• The task: Count each line below that has "стерлінгів" anywhere in it. Answer with the total alone.

======== Stored rows ========

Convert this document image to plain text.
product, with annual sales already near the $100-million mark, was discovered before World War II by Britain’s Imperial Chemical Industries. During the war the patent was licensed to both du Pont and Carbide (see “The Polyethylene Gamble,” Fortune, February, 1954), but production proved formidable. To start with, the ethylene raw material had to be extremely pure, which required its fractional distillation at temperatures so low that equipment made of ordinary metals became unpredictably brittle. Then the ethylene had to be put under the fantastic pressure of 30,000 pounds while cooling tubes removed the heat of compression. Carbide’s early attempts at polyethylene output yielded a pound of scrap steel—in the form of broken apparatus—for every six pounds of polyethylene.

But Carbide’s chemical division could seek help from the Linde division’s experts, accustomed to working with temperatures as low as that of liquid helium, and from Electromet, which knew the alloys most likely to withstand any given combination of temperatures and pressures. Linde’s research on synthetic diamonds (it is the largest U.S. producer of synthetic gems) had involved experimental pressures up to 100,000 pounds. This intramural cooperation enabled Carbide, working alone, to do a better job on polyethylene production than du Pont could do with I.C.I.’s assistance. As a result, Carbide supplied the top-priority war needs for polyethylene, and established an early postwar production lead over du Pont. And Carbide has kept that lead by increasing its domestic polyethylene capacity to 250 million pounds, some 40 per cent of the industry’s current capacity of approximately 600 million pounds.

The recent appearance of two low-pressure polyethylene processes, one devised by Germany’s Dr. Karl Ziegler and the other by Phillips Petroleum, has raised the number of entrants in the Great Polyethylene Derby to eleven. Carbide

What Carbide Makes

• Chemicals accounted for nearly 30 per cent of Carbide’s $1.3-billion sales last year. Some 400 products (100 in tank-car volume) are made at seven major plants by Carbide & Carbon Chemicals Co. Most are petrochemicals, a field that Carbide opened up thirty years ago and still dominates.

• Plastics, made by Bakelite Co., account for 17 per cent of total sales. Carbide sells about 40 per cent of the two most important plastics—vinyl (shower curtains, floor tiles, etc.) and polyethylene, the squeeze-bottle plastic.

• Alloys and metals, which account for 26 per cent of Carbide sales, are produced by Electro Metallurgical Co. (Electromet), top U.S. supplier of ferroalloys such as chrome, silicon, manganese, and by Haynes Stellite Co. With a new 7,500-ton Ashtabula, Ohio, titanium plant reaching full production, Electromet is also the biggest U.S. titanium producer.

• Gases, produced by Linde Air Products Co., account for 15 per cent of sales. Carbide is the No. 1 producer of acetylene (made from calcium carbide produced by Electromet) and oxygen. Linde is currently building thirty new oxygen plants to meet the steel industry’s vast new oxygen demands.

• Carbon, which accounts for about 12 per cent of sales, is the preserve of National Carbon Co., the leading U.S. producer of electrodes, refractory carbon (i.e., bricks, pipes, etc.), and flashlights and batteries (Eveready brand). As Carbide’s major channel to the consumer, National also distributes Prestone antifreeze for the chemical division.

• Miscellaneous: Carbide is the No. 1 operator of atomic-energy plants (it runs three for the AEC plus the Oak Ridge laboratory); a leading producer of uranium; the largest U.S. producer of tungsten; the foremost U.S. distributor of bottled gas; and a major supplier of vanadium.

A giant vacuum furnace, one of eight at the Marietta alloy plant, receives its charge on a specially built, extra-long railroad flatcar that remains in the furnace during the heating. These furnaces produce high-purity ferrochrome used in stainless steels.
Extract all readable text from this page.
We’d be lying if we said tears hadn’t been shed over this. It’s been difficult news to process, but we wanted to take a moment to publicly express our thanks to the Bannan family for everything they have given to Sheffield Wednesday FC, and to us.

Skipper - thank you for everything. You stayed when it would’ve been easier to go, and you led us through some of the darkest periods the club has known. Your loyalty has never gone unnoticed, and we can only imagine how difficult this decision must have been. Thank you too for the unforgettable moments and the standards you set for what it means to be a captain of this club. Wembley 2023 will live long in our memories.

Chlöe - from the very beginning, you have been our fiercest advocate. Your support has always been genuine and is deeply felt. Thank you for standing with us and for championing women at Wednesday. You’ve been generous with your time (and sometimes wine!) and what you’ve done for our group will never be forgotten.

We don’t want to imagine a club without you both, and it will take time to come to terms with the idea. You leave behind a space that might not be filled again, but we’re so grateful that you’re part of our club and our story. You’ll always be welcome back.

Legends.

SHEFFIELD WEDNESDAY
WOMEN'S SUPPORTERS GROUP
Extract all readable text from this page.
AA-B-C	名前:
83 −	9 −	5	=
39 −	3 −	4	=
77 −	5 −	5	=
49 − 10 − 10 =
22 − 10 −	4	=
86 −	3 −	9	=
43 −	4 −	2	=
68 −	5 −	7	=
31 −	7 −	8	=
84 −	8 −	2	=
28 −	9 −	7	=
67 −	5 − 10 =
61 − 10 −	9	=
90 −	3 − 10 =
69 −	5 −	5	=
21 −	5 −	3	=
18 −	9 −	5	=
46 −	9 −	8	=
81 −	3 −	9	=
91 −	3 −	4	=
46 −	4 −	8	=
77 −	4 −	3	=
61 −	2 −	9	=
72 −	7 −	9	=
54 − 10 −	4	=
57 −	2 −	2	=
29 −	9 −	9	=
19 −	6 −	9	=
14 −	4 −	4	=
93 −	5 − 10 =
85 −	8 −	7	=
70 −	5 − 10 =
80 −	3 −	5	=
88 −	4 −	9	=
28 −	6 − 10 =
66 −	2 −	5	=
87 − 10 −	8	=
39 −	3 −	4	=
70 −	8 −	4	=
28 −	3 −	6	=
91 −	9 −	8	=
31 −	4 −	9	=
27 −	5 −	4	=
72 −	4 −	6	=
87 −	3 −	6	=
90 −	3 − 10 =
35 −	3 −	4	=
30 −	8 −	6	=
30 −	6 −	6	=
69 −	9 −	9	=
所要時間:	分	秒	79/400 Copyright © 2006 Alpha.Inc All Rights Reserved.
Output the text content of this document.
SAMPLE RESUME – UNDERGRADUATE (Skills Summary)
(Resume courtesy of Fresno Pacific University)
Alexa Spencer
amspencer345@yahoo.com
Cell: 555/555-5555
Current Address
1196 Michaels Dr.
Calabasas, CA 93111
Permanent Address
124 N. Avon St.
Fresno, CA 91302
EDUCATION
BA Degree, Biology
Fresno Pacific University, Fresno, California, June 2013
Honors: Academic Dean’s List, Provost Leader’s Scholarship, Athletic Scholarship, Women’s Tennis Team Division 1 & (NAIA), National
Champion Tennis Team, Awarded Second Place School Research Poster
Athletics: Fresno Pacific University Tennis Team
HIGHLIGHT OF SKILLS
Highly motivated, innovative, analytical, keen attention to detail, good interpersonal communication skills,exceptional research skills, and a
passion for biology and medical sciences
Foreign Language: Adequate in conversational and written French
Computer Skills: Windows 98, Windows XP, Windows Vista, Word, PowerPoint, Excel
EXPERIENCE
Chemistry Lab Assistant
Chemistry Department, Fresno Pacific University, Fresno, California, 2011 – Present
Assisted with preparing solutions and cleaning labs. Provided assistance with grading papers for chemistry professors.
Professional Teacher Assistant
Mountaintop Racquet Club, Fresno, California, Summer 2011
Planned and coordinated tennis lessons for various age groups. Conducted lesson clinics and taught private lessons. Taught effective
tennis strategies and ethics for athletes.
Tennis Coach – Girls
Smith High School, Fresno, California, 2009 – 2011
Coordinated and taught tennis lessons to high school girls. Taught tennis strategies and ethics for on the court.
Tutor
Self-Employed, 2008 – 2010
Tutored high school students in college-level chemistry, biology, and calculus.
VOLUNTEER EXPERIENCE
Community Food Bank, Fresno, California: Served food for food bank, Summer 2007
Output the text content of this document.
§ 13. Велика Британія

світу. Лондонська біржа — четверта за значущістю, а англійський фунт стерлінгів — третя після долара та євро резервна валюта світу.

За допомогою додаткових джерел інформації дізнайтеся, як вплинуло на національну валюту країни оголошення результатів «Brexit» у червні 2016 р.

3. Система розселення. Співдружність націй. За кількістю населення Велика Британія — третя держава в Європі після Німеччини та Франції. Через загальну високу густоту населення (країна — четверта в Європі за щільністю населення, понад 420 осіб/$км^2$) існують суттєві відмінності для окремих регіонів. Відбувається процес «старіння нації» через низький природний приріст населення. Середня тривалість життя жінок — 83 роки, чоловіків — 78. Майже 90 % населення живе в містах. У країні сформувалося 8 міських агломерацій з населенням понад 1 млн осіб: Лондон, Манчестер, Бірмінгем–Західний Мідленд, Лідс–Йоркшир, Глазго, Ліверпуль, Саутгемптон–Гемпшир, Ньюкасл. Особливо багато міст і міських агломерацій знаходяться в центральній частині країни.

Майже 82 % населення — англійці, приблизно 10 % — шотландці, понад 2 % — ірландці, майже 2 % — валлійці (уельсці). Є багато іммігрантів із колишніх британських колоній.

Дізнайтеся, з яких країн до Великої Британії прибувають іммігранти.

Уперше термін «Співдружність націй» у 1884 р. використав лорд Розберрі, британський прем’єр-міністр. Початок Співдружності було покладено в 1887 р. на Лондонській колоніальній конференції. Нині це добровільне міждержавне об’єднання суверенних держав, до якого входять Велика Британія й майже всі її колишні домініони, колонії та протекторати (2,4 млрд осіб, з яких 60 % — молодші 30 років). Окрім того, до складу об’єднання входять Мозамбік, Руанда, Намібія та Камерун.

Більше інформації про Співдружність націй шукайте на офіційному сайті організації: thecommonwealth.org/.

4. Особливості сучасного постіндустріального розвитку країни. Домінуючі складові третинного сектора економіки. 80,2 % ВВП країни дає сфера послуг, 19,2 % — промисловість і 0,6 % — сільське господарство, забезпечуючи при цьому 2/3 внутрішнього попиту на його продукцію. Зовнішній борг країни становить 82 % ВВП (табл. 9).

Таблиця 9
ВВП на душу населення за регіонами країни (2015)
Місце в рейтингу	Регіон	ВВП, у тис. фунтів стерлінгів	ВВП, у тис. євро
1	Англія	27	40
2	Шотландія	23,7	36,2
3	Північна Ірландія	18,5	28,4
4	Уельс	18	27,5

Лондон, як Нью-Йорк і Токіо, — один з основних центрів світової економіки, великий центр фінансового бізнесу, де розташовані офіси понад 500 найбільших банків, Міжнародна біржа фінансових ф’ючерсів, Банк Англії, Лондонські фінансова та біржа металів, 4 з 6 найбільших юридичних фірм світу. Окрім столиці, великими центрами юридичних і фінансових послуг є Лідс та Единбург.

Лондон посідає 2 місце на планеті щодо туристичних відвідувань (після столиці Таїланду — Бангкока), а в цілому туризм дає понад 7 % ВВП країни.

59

========

• Full solution: 2